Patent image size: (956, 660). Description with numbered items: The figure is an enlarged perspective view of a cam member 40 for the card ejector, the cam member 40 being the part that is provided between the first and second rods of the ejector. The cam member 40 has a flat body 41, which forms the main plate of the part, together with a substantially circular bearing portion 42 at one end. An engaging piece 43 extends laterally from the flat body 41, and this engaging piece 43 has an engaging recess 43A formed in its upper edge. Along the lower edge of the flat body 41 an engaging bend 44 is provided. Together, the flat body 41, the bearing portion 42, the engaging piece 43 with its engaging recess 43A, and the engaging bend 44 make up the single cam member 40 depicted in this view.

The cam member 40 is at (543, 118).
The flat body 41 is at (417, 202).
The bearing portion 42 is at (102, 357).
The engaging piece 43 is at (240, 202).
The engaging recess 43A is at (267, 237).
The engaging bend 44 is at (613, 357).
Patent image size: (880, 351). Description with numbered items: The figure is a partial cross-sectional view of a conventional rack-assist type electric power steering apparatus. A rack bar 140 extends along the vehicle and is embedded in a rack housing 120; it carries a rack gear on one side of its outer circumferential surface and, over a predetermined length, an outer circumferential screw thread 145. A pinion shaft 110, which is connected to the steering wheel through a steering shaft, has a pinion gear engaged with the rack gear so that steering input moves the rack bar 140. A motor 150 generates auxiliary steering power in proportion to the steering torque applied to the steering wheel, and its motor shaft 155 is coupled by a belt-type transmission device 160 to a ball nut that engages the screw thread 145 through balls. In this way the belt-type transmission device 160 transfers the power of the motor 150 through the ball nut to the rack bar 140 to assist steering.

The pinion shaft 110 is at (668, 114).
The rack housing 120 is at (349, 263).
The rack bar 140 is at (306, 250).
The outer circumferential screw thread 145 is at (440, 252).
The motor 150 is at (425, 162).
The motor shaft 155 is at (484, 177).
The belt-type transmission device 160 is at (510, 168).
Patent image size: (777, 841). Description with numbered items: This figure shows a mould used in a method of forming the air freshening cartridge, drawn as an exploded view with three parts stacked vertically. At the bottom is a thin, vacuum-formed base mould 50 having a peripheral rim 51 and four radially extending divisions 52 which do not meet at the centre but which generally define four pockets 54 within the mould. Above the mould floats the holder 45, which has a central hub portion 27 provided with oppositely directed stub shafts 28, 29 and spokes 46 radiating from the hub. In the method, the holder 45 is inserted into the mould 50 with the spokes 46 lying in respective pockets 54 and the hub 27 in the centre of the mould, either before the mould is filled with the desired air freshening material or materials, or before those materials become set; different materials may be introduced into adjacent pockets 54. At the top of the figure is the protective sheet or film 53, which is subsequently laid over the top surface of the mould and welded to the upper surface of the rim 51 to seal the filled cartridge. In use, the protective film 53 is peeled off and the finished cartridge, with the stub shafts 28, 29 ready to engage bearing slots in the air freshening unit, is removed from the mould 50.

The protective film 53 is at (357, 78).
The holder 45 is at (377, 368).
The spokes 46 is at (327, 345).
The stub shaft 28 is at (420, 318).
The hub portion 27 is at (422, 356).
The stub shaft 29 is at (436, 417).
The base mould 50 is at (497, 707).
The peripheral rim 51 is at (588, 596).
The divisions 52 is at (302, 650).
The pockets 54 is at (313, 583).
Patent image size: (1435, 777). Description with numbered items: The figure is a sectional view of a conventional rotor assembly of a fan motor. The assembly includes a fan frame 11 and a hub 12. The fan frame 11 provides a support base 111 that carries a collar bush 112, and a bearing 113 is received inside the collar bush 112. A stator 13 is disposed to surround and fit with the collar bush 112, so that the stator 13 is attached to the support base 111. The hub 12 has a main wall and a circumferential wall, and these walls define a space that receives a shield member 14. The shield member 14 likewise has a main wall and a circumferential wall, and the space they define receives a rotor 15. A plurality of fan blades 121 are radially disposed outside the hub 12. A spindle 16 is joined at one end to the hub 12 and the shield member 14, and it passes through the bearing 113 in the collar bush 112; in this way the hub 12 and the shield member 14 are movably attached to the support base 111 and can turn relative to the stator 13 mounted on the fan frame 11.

### What you have to do
Reproduce every line of the records above word for word, with no changes.

### Solution to this problem
Patent image size: (956, 660). Description with numbered items: The figure is an enlarged perspective view of a cam member 40 for the card ejector, the cam member 40 being the part that is provided between the first and second rods of the ejector. The cam member 40 has a flat body 41, which forms the main plate of the part, together with a substantially circular bearing portion 42 at one end. An engaging piece 43 extends laterally from the flat body 41, and this engaging piece 43 has an engaging recess 43A formed in its upper edge. Along the lower edge of the flat body 41 an engaging bend 44 is provided. Together, the flat body 41, the bearing portion 42, the engaging piece 43 with its engaging recess 43A, and the engaging bend 44 make up the single cam member 40 depicted in this view.

The cam member 40 is at (543, 118).
The flat body 41 is at (417, 202).
The bearing portion 42 is at (102, 357).
The engaging piece 43 is at (240, 202).
The engaging recess 43A is at (267, 237).
The engaging bend 44 is at (613, 357).
Patent image size: (880, 351). Description with numbered items: The figure is a partial cross-sectional view of a conventional rack-assist type electric power steering apparatus. A rack bar 140 extends along the vehicle and is embedded in a rack housing 120; it carries a rack gear on one side of its outer circumferential surface and, over a predetermined length, an outer circumferential screw thread 145. A pinion shaft 110, which is connected to the steering wheel through a steering shaft, has a pinion gear engaged with the rack gear so that steering input moves the rack bar 140. A motor 150 generates auxiliary steering power in proportion to the steering torque applied to the steering wheel, and its motor shaft 155 is coupled by a belt-type transmission device 160 to a ball nut that engages the screw thread 145 through balls. In this way the belt-type transmission device 160 transfers the power of the motor 150 through the ball nut to the rack bar 140 to assist steering.

The pinion shaft 110 is at (668, 114).
The rack housing 120 is at (349, 263).
The rack bar 140 is at (306, 250).
The outer circumferential screw thread 145 is at (440, 252).
The motor 150 is at (425, 162).
The motor shaft 155 is at (484, 177).
The belt-type transmission device 160 is at (510, 168).
Patent image size: (777, 841). Description with numbered items: This figure shows a mould used in a method of forming the air freshening cartridge, drawn as an exploded view with three parts stacked vertically. At the bottom is a thin, vacuum-formed base mould 50 having a peripheral rim 51 and four radially extending divisions 52 which do not meet at the centre but which generally define four pockets 54 within the mould. Above the mould floats the holder 45, which has a central hub portion 27 provided with oppositely directed stub shafts 28, 29 and spokes 46 radiating from the hub. In the method, the holder 45 is inserted into the mould 50 with the spokes 46 lying in respective pockets 54 and the hub 27 in the centre of the mould, either before the mould is filled with the desired air freshening material or materials, or before those materials become set; different materials may be introduced into adjacent pockets 54. At the top of the figure is the protective sheet or film 53, which is subsequently laid over the top surface of the mould and welded to the upper surface of the rim 51 to seal the filled cartridge. In use, the protective film 53 is peeled off and the finished cartridge, with the stub shafts 28, 29 ready to engage bearing slots in the air freshening unit, is removed from the mould 50.

The protective film 53 is at (357, 78).
The holder 45 is at (377, 368).
The spokes 46 is at (327, 345).
The stub shaft 28 is at (420, 318).
The hub portion 27 is at (422, 356).
The stub shaft 29 is at (436, 417).
The base mould 50 is at (497, 707).
The peripheral rim 51 is at (588, 596).
The divisions 52 is at (302, 650).
The pockets 54 is at (313, 583).
Patent image size: (1435, 777). Description with numbered items: The figure is a sectional view of a conventional rotor assembly of a fan motor. The assembly includes a fan frame 11 and a hub 12. The fan frame 11 provides a support base 111 that carries a collar bush 112, and a bearing 113 is received inside the collar bush 112. A stator 13 is disposed to surround and fit with the collar bush 112, so that the stator 13 is attached to the support base 111. The hub 12 has a main wall and a circumferential wall, and these walls define a space that receives a shield member 14. The shield member 14 likewise has a main wall and a circumferential wall, and the space they define receives a rotor 15. A plurality of fan blades 121 are radially disposed outside the hub 12. A spindle 16 is joined at one end to the hub 12 and the shield member 14, and it passes through the bearing 113 in the collar bush 112; in this way the hub 12 and the shield member 14 are movably attached to the support base 111 and can turn relative to the stator 13 mounted on the fan frame 11.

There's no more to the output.